-- START OF Extracted records --

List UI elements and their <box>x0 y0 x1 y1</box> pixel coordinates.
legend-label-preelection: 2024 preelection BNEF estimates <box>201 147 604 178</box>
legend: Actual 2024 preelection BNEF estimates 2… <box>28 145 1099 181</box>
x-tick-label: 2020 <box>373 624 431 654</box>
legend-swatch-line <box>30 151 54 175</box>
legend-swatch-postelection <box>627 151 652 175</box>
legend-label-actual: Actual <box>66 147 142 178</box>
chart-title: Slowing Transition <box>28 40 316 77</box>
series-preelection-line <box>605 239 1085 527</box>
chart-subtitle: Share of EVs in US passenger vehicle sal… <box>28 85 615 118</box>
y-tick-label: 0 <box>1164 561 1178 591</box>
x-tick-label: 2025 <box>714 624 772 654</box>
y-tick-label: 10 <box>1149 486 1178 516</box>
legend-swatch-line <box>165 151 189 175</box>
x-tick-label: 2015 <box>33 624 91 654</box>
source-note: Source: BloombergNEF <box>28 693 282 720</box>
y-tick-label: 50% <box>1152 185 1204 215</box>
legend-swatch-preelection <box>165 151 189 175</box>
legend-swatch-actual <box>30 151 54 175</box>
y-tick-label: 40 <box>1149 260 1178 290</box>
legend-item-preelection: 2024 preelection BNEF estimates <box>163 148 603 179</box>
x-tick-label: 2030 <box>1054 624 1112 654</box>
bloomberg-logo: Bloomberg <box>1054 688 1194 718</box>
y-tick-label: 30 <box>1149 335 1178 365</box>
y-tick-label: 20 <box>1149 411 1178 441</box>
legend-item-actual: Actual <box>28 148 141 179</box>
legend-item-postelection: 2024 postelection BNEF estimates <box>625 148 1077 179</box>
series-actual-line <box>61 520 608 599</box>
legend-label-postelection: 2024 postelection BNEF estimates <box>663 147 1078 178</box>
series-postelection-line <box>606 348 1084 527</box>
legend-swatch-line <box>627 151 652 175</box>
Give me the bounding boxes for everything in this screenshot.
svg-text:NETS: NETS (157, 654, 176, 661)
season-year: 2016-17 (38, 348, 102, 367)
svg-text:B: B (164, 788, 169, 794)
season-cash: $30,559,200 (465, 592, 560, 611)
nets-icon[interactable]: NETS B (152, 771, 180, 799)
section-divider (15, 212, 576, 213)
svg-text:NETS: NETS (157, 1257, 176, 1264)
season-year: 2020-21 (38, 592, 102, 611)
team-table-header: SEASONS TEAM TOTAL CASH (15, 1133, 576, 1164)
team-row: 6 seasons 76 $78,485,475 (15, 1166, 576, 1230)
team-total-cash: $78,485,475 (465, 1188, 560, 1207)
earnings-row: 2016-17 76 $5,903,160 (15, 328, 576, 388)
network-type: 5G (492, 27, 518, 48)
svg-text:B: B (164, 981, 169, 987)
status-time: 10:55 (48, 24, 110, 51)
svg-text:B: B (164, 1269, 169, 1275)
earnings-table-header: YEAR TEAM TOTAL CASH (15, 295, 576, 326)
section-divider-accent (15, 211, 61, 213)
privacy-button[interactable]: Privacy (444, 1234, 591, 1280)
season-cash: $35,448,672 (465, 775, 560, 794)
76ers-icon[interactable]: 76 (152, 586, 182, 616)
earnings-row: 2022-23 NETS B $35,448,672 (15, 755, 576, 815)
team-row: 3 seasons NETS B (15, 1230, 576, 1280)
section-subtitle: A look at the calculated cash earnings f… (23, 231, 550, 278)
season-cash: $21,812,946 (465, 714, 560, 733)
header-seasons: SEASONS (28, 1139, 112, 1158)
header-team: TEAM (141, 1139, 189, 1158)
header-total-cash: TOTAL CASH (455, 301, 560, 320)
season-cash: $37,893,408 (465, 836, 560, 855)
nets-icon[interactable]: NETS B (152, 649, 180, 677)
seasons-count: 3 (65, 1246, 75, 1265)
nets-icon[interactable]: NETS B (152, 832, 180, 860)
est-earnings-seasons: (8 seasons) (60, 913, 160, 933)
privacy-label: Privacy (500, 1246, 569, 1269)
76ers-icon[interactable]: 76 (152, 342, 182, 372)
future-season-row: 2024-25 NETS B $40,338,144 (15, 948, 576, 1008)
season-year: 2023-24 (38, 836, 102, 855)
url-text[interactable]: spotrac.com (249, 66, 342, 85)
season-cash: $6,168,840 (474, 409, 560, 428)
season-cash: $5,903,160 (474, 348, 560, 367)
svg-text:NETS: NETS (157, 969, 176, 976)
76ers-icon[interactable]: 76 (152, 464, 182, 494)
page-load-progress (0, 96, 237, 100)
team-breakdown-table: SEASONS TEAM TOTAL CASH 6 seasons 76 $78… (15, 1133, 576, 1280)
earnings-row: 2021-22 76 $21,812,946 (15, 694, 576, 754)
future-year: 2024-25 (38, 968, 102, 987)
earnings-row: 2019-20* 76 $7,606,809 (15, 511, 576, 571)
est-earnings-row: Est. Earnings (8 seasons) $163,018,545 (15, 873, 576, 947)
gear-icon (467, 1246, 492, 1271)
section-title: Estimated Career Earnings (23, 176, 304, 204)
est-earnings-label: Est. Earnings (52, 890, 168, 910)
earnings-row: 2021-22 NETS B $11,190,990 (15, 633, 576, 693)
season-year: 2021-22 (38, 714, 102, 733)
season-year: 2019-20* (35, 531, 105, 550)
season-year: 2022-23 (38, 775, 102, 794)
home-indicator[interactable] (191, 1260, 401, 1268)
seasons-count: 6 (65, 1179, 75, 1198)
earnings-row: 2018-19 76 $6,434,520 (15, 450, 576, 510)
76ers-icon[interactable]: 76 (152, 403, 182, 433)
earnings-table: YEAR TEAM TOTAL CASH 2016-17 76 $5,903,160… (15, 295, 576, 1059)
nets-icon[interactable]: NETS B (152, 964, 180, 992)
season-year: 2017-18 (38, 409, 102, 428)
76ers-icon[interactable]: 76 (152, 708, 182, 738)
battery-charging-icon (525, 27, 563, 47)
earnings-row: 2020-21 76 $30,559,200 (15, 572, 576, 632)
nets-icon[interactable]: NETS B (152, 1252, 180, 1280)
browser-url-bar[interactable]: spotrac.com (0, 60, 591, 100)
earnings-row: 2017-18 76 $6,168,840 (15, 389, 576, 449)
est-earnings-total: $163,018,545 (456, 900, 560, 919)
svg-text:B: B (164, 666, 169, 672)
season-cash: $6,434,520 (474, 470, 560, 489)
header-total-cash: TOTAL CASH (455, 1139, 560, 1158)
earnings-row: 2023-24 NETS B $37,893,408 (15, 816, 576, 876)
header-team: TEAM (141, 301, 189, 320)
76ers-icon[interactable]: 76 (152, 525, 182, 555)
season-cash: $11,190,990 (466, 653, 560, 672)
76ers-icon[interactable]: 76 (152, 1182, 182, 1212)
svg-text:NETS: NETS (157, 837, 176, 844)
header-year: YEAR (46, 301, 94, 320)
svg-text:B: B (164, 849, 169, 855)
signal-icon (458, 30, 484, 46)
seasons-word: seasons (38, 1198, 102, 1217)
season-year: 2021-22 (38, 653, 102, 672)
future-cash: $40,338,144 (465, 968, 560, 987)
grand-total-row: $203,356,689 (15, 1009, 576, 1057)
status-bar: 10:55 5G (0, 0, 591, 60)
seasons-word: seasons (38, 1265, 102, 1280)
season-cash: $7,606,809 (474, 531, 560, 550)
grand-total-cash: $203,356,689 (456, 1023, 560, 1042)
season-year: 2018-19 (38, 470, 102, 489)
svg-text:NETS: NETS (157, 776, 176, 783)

-- END OF Extracted records --

> **To do**: Starting at the first line of the records and stopping after the line that contains "x-tick-label: 2020 <box>373 624 431 654</box>", put each line into a Markdown table with columns Row and Line, leaving out blank lines.

> **Response to the exercise**:
| Row | Line |
|---|---|
| 1 | List UI elements and their <box>x0 y0 x1 y1</box> pixel coordinates. |
| 2 | legend-label-preelection: 2024 preelection BNEF estimates <box>201 147 604 178</box> |
| 3 | legend: Actual 2024 preelection BNEF estimates 2… <box>28 145 1099 181</box> |
| 4 | x-tick-label: 2020 <box>373 624 431 654</box> |